[STATED EXERCISE]: Repeat everything from the start of the data down to the line containing "row-category: Wireless Telephone", including that line.

** start DATA FOR THIS TASK **

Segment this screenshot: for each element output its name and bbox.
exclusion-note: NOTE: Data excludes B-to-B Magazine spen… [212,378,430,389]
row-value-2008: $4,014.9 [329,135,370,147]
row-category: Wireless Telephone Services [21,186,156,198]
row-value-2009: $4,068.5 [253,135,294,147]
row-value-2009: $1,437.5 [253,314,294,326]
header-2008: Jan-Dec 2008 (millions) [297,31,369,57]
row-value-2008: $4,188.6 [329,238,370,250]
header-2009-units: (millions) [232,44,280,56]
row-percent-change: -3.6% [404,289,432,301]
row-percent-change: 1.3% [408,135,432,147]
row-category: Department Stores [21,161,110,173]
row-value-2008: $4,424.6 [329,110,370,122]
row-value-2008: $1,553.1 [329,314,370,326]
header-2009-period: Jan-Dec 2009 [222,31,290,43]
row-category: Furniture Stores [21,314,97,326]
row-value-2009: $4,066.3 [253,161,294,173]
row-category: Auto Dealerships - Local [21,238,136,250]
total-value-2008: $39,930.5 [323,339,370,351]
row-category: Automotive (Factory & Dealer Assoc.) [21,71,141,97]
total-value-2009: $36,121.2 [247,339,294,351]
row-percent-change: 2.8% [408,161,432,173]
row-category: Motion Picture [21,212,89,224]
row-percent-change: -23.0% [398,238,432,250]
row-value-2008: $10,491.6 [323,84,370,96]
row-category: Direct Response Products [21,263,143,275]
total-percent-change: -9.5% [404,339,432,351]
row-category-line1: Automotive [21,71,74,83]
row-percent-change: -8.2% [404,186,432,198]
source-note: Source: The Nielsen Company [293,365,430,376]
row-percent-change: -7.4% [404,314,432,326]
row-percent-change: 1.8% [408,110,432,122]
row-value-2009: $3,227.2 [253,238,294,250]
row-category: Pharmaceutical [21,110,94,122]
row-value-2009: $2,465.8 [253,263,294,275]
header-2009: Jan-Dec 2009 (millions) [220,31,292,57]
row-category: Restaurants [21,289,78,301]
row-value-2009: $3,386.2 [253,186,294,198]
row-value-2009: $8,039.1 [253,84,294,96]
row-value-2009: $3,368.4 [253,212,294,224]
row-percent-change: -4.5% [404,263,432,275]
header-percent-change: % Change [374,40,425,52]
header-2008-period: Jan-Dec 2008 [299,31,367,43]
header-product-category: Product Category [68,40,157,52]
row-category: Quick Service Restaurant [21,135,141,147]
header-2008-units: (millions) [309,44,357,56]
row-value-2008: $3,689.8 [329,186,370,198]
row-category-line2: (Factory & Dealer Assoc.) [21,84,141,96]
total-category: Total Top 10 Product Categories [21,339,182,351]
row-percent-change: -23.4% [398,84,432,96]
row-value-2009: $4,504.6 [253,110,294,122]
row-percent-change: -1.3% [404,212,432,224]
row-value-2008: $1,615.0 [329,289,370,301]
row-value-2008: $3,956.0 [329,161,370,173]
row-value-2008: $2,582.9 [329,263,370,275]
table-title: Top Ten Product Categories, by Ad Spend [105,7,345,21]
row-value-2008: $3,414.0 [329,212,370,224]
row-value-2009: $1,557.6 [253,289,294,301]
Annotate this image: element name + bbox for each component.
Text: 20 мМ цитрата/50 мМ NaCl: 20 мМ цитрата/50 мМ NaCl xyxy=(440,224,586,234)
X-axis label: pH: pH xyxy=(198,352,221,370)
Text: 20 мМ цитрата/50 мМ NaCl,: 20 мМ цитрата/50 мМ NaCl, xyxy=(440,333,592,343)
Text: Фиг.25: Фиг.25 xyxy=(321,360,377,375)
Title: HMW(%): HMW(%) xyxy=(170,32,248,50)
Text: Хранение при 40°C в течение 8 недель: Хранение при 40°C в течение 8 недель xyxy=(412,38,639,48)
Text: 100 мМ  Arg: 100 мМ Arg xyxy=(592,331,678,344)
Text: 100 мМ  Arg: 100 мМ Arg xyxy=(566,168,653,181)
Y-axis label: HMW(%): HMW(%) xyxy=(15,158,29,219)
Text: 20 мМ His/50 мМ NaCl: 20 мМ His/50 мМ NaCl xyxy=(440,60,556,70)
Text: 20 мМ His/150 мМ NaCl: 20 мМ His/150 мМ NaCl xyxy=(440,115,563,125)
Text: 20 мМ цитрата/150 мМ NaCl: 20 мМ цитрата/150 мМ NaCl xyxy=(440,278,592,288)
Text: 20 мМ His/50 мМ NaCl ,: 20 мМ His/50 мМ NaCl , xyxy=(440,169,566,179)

** end DATA FOR THIS TASK **

[ANSWER TO THIS EXERCISE]:
Segment this screenshot: for each element output its name and bbox.
exclusion-note: NOTE: Data excludes B-to-B Magazine spen… [212,378,430,389]
row-value-2008: $4,014.9 [329,135,370,147]
row-category: Wireless Telephone Services [21,186,156,198]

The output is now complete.